In der Berichterstattung zu dem Thema und auch in der Pressemitteilung fällt auf, dass mit Klischees nur so um sich geworfen wird. SAP schreibt von „einzigartigen Talenten von Menschen mit Autismus“ als seien die „ein Prozent der Weltbevölkerung“ mit Autismus damit ausreichend beschrieben. Folgt man Simon Baron Cohen, haben Menschen mit Autismus ein besonderes Talent zu systematisieren. Also müssen (!) sie einfach ideal für Informatik und Zahlen sein. Doch ob man es glaubt oder nicht, es gibt Menschen mit Autismus, die haben keine Interesse an und keinen Sinn für Zahlen. Viele können nicht einmal rechnen*…das heißt natürlich nicht, dass sie nicht trotzdem besondere Fähigkeiten hätten, nur ist SAP an denen wahrscheinlich nicht interessiert.

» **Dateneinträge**

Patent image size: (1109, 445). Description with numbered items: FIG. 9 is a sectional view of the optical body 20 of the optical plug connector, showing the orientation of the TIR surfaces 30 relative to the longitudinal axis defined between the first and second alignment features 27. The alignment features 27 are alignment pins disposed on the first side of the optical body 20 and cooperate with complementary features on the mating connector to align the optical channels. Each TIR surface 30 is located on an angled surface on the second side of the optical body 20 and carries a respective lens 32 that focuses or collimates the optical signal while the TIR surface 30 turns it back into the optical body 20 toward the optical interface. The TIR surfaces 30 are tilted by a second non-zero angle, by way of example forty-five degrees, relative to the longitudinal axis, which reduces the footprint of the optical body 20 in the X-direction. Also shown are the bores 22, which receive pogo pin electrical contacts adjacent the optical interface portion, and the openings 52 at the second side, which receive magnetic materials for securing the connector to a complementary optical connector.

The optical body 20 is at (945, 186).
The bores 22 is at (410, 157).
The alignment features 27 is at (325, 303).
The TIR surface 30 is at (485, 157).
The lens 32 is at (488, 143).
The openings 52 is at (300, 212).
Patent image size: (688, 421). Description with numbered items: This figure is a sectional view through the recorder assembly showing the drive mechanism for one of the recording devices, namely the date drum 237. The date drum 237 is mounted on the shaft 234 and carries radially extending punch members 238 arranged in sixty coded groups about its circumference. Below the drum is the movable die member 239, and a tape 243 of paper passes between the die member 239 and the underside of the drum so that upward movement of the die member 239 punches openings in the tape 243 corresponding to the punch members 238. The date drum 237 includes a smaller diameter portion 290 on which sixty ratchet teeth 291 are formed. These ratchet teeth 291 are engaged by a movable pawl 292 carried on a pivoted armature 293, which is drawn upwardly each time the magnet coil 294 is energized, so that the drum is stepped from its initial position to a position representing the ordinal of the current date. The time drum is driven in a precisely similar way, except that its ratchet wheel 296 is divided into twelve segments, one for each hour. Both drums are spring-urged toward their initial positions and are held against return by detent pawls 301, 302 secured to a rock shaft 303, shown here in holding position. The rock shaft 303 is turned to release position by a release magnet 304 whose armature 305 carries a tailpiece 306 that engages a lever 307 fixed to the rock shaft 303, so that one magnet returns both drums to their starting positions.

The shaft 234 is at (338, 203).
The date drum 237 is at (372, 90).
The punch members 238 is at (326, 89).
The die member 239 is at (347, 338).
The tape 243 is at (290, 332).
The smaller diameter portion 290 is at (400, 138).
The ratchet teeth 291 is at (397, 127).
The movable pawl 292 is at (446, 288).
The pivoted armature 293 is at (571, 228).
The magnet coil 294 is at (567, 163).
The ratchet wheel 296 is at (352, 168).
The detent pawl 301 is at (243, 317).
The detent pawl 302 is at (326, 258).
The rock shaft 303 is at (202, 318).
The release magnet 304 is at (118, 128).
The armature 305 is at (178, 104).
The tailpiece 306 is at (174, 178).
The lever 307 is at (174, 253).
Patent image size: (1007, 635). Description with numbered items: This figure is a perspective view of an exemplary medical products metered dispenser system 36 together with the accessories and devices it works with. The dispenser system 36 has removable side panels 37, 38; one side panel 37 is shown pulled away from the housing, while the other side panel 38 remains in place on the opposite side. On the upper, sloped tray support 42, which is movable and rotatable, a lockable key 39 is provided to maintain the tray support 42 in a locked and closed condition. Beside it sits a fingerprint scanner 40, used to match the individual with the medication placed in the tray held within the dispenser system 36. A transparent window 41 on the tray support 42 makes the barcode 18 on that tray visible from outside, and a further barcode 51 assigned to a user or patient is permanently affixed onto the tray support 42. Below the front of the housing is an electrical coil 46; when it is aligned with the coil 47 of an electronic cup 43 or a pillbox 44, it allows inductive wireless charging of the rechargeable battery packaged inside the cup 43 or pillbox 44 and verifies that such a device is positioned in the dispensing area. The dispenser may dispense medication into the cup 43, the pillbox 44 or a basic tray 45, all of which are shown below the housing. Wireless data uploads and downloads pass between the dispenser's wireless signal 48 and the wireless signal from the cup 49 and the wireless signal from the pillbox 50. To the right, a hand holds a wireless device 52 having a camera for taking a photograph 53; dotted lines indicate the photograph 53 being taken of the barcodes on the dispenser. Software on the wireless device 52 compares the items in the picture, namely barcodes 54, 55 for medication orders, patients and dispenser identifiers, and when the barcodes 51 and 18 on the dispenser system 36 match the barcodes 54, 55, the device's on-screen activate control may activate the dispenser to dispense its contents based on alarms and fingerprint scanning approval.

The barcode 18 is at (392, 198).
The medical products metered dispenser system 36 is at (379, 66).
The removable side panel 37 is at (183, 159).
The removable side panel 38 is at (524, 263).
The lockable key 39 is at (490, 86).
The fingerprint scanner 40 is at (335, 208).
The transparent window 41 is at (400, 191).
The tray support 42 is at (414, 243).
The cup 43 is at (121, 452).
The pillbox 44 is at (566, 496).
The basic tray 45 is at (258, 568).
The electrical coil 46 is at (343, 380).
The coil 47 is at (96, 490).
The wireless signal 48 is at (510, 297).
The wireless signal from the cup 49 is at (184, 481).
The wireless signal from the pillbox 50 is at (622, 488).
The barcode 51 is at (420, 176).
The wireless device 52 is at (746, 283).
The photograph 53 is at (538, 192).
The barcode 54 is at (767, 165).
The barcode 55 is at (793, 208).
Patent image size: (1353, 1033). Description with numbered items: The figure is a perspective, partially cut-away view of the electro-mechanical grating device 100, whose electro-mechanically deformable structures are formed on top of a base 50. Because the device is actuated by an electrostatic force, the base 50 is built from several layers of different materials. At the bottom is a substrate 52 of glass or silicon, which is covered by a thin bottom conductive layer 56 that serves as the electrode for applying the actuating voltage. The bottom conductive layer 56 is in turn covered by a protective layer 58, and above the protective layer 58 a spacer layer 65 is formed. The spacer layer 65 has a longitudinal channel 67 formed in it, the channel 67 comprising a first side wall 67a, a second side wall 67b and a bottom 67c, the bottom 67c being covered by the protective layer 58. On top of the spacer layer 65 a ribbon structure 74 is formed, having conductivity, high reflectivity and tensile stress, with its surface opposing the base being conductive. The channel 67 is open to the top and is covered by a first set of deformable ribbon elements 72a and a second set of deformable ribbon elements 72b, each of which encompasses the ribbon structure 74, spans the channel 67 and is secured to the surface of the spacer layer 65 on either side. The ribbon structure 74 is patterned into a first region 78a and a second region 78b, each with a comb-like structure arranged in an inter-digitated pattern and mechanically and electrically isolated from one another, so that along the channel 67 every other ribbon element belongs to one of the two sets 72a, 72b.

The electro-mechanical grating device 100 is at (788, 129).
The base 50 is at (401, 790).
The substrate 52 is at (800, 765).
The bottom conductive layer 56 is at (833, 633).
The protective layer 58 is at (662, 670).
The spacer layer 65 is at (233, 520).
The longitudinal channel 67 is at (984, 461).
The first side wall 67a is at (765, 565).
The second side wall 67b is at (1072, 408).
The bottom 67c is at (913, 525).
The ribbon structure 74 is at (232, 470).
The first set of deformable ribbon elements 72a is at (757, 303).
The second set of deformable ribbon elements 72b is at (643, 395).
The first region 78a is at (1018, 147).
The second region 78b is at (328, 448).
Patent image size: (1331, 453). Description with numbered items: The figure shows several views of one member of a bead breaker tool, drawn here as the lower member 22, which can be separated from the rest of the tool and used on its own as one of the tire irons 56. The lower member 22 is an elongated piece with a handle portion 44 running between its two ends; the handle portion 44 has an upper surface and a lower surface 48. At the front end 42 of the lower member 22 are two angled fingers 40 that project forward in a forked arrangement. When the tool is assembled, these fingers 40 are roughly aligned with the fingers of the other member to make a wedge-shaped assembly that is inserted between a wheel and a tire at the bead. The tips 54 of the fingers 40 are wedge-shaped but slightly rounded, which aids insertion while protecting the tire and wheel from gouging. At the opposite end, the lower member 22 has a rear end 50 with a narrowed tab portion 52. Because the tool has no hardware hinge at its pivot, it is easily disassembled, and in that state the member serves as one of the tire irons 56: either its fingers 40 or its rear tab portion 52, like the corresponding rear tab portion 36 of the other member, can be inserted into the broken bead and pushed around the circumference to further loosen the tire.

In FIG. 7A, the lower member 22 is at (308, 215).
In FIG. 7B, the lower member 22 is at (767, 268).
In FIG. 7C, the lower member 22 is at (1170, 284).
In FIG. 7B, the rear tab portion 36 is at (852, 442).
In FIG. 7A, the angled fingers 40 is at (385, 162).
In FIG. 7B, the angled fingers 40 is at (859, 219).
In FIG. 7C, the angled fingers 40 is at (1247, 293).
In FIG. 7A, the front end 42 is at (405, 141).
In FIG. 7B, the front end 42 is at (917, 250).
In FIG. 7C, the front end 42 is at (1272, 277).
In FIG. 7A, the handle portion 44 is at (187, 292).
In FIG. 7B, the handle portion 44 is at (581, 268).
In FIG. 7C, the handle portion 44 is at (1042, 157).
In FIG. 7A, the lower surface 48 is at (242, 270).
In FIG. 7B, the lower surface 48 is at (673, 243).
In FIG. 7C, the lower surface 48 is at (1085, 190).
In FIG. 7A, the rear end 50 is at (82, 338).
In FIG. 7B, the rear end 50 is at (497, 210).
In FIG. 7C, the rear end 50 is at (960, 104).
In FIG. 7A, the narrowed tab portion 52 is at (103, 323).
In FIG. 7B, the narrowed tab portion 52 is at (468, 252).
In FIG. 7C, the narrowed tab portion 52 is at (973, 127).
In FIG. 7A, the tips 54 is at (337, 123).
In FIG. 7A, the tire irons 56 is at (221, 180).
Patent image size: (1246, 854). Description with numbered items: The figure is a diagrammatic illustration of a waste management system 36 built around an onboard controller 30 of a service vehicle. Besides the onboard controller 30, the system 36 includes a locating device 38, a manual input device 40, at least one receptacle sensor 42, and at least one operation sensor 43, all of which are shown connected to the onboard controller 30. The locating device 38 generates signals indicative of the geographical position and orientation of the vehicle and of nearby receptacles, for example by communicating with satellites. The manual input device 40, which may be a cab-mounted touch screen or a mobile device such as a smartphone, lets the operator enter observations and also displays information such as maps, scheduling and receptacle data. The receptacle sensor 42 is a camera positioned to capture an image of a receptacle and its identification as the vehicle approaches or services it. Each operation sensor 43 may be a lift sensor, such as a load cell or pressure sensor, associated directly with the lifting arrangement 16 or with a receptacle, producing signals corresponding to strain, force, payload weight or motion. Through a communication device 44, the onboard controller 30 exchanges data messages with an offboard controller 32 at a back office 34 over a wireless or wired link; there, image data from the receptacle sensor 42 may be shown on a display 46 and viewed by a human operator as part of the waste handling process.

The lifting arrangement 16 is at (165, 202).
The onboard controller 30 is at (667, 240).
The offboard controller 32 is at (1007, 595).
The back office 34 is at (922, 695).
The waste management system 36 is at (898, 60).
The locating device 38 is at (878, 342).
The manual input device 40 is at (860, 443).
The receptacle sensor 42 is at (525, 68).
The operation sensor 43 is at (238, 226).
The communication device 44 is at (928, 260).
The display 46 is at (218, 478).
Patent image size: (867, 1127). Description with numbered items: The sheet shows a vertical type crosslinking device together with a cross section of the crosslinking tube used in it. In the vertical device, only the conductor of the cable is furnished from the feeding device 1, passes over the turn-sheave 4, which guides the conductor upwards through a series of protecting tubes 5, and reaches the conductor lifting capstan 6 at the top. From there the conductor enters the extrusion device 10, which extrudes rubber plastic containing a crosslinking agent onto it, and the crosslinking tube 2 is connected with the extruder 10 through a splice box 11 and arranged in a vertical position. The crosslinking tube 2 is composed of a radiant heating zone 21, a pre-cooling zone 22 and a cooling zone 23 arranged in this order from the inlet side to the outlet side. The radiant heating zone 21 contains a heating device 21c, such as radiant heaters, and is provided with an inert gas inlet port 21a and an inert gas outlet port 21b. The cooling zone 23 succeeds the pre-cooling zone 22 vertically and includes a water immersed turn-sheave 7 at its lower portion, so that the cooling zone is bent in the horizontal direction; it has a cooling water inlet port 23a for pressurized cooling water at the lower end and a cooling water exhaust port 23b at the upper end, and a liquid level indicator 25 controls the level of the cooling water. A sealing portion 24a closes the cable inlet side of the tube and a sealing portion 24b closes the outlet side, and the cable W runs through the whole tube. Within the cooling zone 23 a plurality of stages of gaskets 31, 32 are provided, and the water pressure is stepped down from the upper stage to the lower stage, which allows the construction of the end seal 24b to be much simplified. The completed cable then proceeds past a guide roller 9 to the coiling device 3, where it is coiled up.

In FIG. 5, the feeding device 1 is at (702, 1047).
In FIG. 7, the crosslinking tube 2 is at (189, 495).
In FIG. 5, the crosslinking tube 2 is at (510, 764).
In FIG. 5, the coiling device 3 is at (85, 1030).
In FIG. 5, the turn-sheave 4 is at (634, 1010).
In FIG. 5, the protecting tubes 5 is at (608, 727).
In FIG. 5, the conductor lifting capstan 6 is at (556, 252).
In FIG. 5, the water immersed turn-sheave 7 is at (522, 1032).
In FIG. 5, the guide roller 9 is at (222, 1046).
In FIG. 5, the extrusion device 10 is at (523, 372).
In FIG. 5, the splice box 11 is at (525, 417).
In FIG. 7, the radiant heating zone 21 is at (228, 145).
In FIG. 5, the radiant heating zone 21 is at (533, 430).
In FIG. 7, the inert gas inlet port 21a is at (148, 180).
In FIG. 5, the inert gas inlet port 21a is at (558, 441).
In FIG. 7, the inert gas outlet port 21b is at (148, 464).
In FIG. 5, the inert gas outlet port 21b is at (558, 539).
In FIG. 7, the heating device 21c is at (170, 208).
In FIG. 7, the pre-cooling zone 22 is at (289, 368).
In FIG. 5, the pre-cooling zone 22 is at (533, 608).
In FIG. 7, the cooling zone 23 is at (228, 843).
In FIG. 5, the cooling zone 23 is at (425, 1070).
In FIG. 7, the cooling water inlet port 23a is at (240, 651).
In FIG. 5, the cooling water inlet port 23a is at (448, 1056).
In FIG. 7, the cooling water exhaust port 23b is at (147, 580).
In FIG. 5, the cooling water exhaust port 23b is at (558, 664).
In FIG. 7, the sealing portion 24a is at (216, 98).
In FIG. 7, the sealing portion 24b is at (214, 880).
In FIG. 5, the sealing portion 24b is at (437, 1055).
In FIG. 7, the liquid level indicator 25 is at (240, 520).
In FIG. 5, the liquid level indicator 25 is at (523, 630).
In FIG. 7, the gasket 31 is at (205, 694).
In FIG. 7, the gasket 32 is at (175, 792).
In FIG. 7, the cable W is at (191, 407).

» **Aufgabenstellung**
Erkläre bitte anhand des Seitentexts, worauf sich die Folgerung stützt, Menschen mit Autismus müssten ideal für Informatik und Zahlen sein, und was der Seitentext dagegen einwendet. Antworte in ein bis drei Sätzen. Die Auflistung ist eigenständiges Material und gehört nicht zum Seitentext.

» **Antwortfeld**
Die Folgerung stützt sich auf Simon Baron Cohen, nach dem Menschen mit Autismus ein besonderes Talent zum Systematisieren haben. Dagegen hält der Seitentext, dass es Menschen mit Autismus gibt, die kein Interesse an Zahlen und keinen Sinn dafür haben, und dass viele nicht einmal rechnen können.